* **Exercise aim**
Say how many lines of the material below contain the word "JSON", with no other words.

-------- The data --------

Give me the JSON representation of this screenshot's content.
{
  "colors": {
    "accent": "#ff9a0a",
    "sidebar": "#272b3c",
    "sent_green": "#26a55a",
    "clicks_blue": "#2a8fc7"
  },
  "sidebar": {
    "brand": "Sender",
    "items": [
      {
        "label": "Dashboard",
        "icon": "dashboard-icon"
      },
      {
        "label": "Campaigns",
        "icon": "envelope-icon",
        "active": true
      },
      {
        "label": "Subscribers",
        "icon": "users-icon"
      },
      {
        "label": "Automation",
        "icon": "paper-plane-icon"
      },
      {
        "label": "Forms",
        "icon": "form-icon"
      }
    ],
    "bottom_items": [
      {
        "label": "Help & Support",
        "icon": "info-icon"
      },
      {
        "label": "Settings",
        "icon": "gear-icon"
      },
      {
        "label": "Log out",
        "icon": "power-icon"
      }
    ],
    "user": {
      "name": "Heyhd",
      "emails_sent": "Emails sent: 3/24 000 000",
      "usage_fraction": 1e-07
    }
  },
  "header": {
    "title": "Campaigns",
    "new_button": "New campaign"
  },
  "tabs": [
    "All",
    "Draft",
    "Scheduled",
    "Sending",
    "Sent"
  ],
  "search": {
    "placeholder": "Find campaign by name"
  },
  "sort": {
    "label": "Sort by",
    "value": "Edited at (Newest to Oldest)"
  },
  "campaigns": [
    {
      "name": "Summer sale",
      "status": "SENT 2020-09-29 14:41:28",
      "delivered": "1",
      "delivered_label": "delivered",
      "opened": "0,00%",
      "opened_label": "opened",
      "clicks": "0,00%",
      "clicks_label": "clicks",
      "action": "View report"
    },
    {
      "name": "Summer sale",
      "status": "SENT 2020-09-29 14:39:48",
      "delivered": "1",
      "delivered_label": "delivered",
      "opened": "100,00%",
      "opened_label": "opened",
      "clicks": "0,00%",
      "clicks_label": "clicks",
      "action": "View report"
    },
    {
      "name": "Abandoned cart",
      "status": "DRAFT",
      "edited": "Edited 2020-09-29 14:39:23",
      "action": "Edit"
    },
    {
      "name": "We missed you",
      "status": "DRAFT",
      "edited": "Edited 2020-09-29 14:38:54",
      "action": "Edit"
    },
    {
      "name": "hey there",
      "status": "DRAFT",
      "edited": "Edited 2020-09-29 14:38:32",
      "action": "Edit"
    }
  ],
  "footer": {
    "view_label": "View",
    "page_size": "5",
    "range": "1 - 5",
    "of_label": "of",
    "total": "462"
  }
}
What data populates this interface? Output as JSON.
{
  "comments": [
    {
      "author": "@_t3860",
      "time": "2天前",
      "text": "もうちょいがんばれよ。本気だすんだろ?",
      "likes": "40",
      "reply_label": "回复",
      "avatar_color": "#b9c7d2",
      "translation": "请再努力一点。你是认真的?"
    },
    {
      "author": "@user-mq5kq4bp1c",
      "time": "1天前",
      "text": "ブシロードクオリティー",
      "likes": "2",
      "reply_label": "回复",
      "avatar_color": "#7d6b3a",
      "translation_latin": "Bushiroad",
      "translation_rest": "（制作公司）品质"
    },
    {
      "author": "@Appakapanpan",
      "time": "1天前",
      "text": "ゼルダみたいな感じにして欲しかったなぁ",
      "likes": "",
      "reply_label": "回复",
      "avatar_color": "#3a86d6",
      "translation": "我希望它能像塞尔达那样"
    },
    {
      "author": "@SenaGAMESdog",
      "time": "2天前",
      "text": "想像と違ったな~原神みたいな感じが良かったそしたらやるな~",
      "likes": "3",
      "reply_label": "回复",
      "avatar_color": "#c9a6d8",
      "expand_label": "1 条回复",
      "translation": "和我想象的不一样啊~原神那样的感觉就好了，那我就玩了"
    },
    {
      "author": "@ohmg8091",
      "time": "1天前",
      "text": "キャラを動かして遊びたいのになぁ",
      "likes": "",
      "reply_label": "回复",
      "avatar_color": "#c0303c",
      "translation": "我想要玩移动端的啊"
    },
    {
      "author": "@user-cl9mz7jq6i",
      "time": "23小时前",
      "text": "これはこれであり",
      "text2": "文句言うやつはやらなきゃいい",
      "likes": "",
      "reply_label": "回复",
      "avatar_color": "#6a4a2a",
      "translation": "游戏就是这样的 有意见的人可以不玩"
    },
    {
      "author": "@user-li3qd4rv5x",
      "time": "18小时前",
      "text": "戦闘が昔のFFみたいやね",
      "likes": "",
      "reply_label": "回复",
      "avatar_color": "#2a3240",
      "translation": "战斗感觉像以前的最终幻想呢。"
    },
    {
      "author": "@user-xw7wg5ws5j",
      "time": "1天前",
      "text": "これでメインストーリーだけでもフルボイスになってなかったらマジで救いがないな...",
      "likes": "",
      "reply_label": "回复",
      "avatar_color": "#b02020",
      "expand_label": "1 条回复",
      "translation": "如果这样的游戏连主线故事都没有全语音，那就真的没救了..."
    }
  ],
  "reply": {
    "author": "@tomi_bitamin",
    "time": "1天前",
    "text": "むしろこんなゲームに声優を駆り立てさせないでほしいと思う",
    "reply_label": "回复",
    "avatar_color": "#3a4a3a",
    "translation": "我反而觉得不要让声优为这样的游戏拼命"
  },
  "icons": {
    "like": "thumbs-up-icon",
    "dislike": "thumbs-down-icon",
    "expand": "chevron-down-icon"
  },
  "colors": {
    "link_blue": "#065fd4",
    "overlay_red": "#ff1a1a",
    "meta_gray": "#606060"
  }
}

--------

* **Worked answer**
2